(Records from a collection)
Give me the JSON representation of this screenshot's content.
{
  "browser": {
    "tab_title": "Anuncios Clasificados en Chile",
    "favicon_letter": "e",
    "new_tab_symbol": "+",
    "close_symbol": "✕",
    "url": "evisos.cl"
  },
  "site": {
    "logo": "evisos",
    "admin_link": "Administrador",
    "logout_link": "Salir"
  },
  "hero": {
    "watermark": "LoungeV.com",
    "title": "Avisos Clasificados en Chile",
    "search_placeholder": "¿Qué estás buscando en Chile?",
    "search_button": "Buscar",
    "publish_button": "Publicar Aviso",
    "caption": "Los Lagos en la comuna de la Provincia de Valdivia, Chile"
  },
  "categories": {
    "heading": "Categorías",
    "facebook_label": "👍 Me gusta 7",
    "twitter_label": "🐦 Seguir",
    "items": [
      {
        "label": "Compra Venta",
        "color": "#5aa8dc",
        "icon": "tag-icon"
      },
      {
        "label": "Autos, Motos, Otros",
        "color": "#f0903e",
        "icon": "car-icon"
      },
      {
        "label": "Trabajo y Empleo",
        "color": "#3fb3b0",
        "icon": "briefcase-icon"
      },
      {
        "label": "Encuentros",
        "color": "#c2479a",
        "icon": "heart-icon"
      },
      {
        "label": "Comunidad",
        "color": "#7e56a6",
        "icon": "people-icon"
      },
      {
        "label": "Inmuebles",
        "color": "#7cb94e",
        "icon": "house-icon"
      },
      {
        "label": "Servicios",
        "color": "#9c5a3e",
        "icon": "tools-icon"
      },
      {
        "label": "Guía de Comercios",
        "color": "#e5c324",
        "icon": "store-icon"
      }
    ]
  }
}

§ **GIVEN INSTRUCTION**: Copy out every line in the listing where the word "color" appears.

§ **ANSWER FOR THIS EXERCISE**:
        "color": "#5aa8dc",
        "color": "#f0903e",
        "color": "#3fb3b0",
        "color": "#c2479a",
        "color": "#7e56a6",
        "color": "#7cb94e",
        "color": "#9c5a3e",
        "color": "#e5c324",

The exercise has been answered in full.